§ WHAT TO DO
Output every entry exactly as written, skipping any pictures.

------------------------------------------------------------

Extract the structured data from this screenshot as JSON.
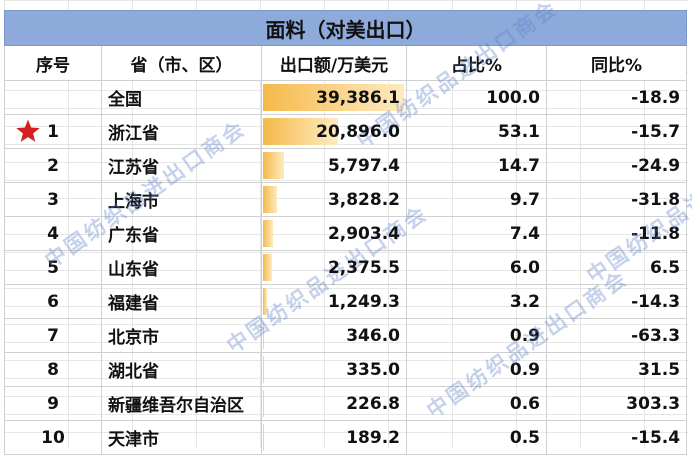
{
  "title": "面料（对美出口）",
  "headers": {
    "idx": "序号",
    "province": "省（市、区）",
    "export": "出口额/万美元",
    "share": "占比%",
    "yoy": "同比%"
  },
  "rows": [
    {
      "idx": "",
      "province": "全国",
      "export": "39,386.1",
      "export_value": 39386.1,
      "share": "100.0",
      "yoy": "-18.9"
    },
    {
      "idx": "1",
      "province": "浙江省",
      "export": "20,896.0",
      "export_value": 20896.0,
      "share": "53.1",
      "yoy": "-15.7"
    },
    {
      "idx": "2",
      "province": "江苏省",
      "export": "5,797.4",
      "export_value": 5797.4,
      "share": "14.7",
      "yoy": "-24.9"
    },
    {
      "idx": "3",
      "province": "上海市",
      "export": "3,828.2",
      "export_value": 3828.2,
      "share": "9.7",
      "yoy": "-31.8"
    },
    {
      "idx": "4",
      "province": "广东省",
      "export": "2,903.4",
      "export_value": 2903.4,
      "share": "7.4",
      "yoy": "-11.8"
    },
    {
      "idx": "5",
      "province": "山东省",
      "export": "2,375.5",
      "export_value": 2375.5,
      "share": "6.0",
      "yoy": "6.5"
    },
    {
      "idx": "6",
      "province": "福建省",
      "export": "1,249.3",
      "export_value": 1249.3,
      "share": "3.2",
      "yoy": "-14.3"
    },
    {
      "idx": "7",
      "province": "北京市",
      "export": "346.0",
      "export_value": 346.0,
      "share": "0.9",
      "yoy": "-63.3"
    },
    {
      "idx": "8",
      "province": "湖北省",
      "export": "335.0",
      "export_value": 335.0,
      "share": "0.9",
      "yoy": "31.5"
    },
    {
      "idx": "9",
      "province": "新疆维吾尔自治区",
      "export": "226.8",
      "export_value": 226.8,
      "share": "0.6",
      "yoy": "303.3"
    },
    {
      "idx": "10",
      "province": "天津市",
      "export": "189.2",
      "export_value": 189.2,
      "share": "0.5",
      "yoy": "-15.4"
    }
  ],
  "watermark": "中国纺织品进出口商会",
  "colors": {
    "title_bg": "#8eaadb",
    "bar": "#f5b94a",
    "star": "#d42020",
    "watermark": "#5b7fc7"
  }
}
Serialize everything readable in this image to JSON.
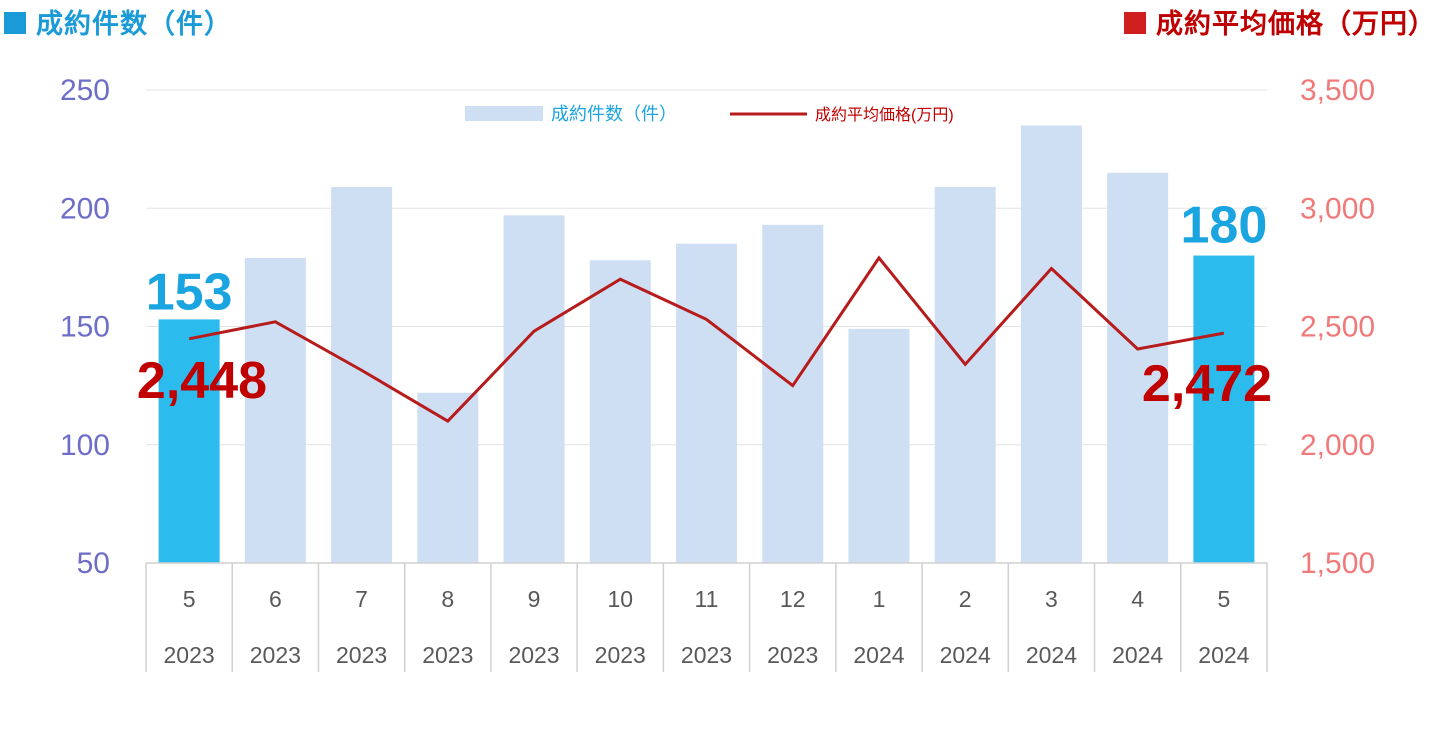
{
  "header": {
    "left_title": "成約件数（件）",
    "right_title": "成約平均価格（万円）"
  },
  "colors": {
    "bar_normal": "#cfdff3",
    "bar_highlight": "#2bbbed",
    "line": "#b71c1c",
    "left_axis": "#6e6ec8",
    "right_axis": "#f07a7a",
    "count_label": "#1aa5e0",
    "price_label": "#c00000"
  },
  "chart_data": {
    "type": "bar",
    "title": "",
    "categories": [
      "5",
      "6",
      "7",
      "8",
      "9",
      "10",
      "11",
      "12",
      "1",
      "2",
      "3",
      "4",
      "5"
    ],
    "category_years": [
      "2023",
      "2023",
      "2023",
      "2023",
      "2023",
      "2023",
      "2023",
      "2023",
      "2024",
      "2024",
      "2024",
      "2024",
      "2024"
    ],
    "series": [
      {
        "name": "成約件数（件）",
        "type": "bar",
        "axis": "left",
        "values": [
          153,
          179,
          209,
          122,
          197,
          178,
          185,
          193,
          149,
          209,
          235,
          215,
          180
        ]
      },
      {
        "name": "成約平均価格(万円)",
        "type": "line",
        "axis": "right",
        "values": [
          2448,
          2520,
          2315,
          2100,
          2480,
          2700,
          2530,
          2250,
          2790,
          2340,
          2745,
          2405,
          2472
        ]
      }
    ],
    "highlight_indices": [
      0,
      12
    ],
    "y_left": {
      "min": 50,
      "max": 250,
      "ticks": [
        "50",
        "100",
        "150",
        "200",
        "250"
      ]
    },
    "y_right": {
      "min": 1500,
      "max": 3500,
      "ticks": [
        "1,500",
        "2,000",
        "2,500",
        "3,000",
        "3,500"
      ]
    },
    "data_labels": {
      "first_count": "153",
      "last_count": "180",
      "first_price": "2,448",
      "last_price": "2,472"
    },
    "legend": {
      "placement": "top-center"
    },
    "grid": true
  }
}
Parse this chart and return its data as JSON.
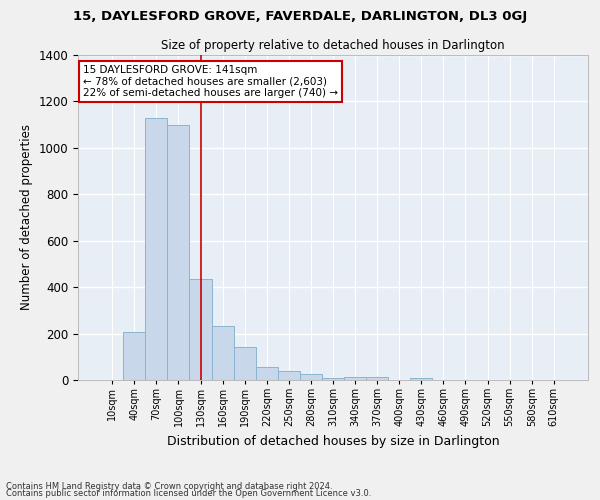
{
  "title": "15, DAYLESFORD GROVE, FAVERDALE, DARLINGTON, DL3 0GJ",
  "subtitle": "Size of property relative to detached houses in Darlington",
  "xlabel": "Distribution of detached houses by size in Darlington",
  "ylabel": "Number of detached properties",
  "bar_color": "#c8d8ea",
  "bar_edge_color": "#8ab4d0",
  "background_color": "#e8eef6",
  "grid_color": "#ffffff",
  "tick_labels": [
    "10sqm",
    "40sqm",
    "70sqm",
    "100sqm",
    "130sqm",
    "160sqm",
    "190sqm",
    "220sqm",
    "250sqm",
    "280sqm",
    "310sqm",
    "340sqm",
    "370sqm",
    "400sqm",
    "430sqm",
    "460sqm",
    "490sqm",
    "520sqm",
    "550sqm",
    "580sqm",
    "610sqm"
  ],
  "bar_values": [
    0,
    207,
    1127,
    1097,
    435,
    233,
    143,
    57,
    38,
    25,
    10,
    15,
    15,
    0,
    10,
    0,
    0,
    0,
    0,
    0,
    0
  ],
  "red_line_x": 4.5,
  "annotation_text": "15 DAYLESFORD GROVE: 141sqm\n← 78% of detached houses are smaller (2,603)\n22% of semi-detached houses are larger (740) →",
  "annotation_box_color": "#ffffff",
  "annotation_box_edge_color": "#cc0000",
  "ylim": [
    0,
    1400
  ],
  "yticks": [
    0,
    200,
    400,
    600,
    800,
    1000,
    1200,
    1400
  ],
  "footnote1": "Contains HM Land Registry data © Crown copyright and database right 2024.",
  "footnote2": "Contains public sector information licensed under the Open Government Licence v3.0."
}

------------------------------------------------------------

§ FINISHED EXERCISE
Extract the structured data from this screenshot as JSON.
{
  "title": "面料（对美出口）",
  "headers": {
    "idx": "序号",
    "province": "省（市、区）",
    "export": "出口额/万美元",
    "share": "占比%",
    "yoy": "同比%"
  },
  "rows": [
    {
      "idx": "",
      "province": "全国",
      "export": "39,386.1",
      "export_value": 39386.1,
      "share": "100.0",
      "yoy": "-18.9"
    },
    {
      "idx": "1",
      "province": "浙江省",
      "export": "20,896.0",
      "export_value": 20896.0,
      "share": "53.1",
      "yoy": "-15.7"
    },
    {
      "idx": "2",
      "province": "江苏省",
      "export": "5,797.4",
      "export_value": 5797.4,
      "share": "14.7",
      "yoy": "-24.9"
    },
    {
      "idx": "3",
      "province": "上海市",
      "export": "3,828.2",
      "export_value": 3828.2,
      "share": "9.7",
      "yoy": "-31.8"
    },
    {
      "idx": "4",
      "province": "广东省",
      "export": "2,903.4",
      "export_value": 2903.4,
      "share": "7.4",
      "yoy": "-11.8"
    },
    {
      "idx": "5",
      "province": "山东省",
      "export": "2,375.5",
      "export_value": 2375.5,
      "share": "6.0",
      "yoy": "6.5"
    },
    {
      "idx": "6",
      "province": "福建省",
      "export": "1,249.3",
      "export_value": 1249.3,
      "share": "3.2",
      "yoy": "-14.3"
    },
    {
      "idx": "7",
      "province": "北京市",
      "export": "346.0",
      "export_value": 346.0,
      "share": "0.9",
      "yoy": "-63.3"
    },
    {
      "idx": "8",
      "province": "湖北省",
      "export": "335.0",
      "export_value": 335.0,
      "share": "0.9",
      "yoy": "31.5"
    },
    {
      "idx": "9",
      "province": "新疆维吾尔自治区",
      "export": "226.8",
      "export_value": 226.8,
      "share": "0.6",
      "yoy": "303.3"
    },
    {
      "idx": "10",
      "province": "天津市",
      "export": "189.2",
      "export_value": 189.2,
      "share": "0.5",
      "yoy": "-15.4"
    }
  ],
  "watermark": "中国纺织品进出口商会",
  "colors": {
    "title_bg": "#8eaadb",
    "bar": "#f5b94a",
    "star": "#d42020",
    "watermark": "#5b7fc7"
  }
}
Serialize everything readable in this image to JSON.
{
  "header": {
    "left_title": "成約件数（件）",
    "right_title": "成約平均価格（万円）"
  },
  "colors": {
    "bar_normal": "#cfdff3",
    "bar_highlight": "#2bbbed",
    "line": "#b71c1c",
    "left_axis": "#6e6ec8",
    "right_axis": "#f07a7a",
    "count_label": "#1aa5e0",
    "price_label": "#c00000"
  },
  "chart_data": {
    "type": "bar",
    "title": "",
    "categories": [
      "5",
      "6",
      "7",
      "8",
      "9",
      "10",
      "11",
      "12",
      "1",
      "2",
      "3",
      "4",
      "5"
    ],
    "category_years": [
      "2023",
      "2023",
      "2023",
      "2023",
      "2023",
      "2023",
      "2023",
      "2023",
      "2024",
      "2024",
      "2024",
      "2024",
      "2024"
    ],
    "series": [
      {
        "name": "成約件数（件）",
        "type": "bar",
        "axis": "left",
        "values": [
          153,
          179,
          209,
          122,
          197,
          178,
          185,
          193,
          149,
          209,
          235,
          215,
          180
        ]
      },
      {
        "name": "成約平均価格(万円)",
        "type": "line",
        "axis": "right",
        "values": [
          2448,
          2520,
          2315,
          2100,
          2480,
          2700,
          2530,
          2250,
          2790,
          2340,
          2745,
          2405,
          2472
        ]
      }
    ],
    "highlight_indices": [
      0,
      12
    ],
    "y_left": {
      "min": 50,
      "max": 250,
      "ticks": [
        "50",
        "100",
        "150",
        "200",
        "250"
      ]
    },
    "y_right": {
      "min": 1500,
      "max": 3500,
      "ticks": [
        "1,500",
        "2,000",
        "2,500",
        "3,000",
        "3,500"
      ]
    },
    "data_labels": {
      "first_count": "153",
      "last_count": "180",
      "first_price": "2,448",
      "last_price": "2,472"
    },
    "legend": {
      "placement": "top-center"
    },
    "grid": true
  }
}
Parse this chart and return its data as JSON.
{
  "title": "15, DAYLESFORD GROVE, FAVERDALE, DARLINGTON, DL3 0GJ",
  "subtitle": "Size of property relative to detached houses in Darlington",
  "xlabel": "Distribution of detached houses by size in Darlington",
  "ylabel": "Number of detached properties",
  "bar_color": "#c8d8ea",
  "bar_edge_color": "#8ab4d0",
  "background_color": "#e8eef6",
  "grid_color": "#ffffff",
  "tick_labels": [
    "10sqm",
    "40sqm",
    "70sqm",
    "100sqm",
    "130sqm",
    "160sqm",
    "190sqm",
    "220sqm",
    "250sqm",
    "280sqm",
    "310sqm",
    "340sqm",
    "370sqm",
    "400sqm",
    "430sqm",
    "460sqm",
    "490sqm",
    "520sqm",
    "550sqm",
    "580sqm",
    "610sqm"
  ],
  "bar_values": [
    0,
    207,
    1127,
    1097,
    435,
    233,
    143,
    57,
    38,
    25,
    10,
    15,
    15,
    0,
    10,
    0,
    0,
    0,
    0,
    0,
    0
  ],
  "red_line_x": 4.5,
  "annotation_text": "15 DAYLESFORD GROVE: 141sqm\n← 78% of detached houses are smaller (2,603)\n22% of semi-detached houses are larger (740) →",
  "annotation_box_color": "#ffffff",
  "annotation_box_edge_color": "#cc0000",
  "ylim": [
    0,
    1400
  ],
  "yticks": [
    0,
    200,
    400,
    600,
    800,
    1000,
    1200,
    1400
  ],
  "footnote1": "Contains HM Land Registry data © Crown copyright and database right 2024.",
  "footnote2": "Contains public sector information licensed under the Open Government Licence v3.0."
}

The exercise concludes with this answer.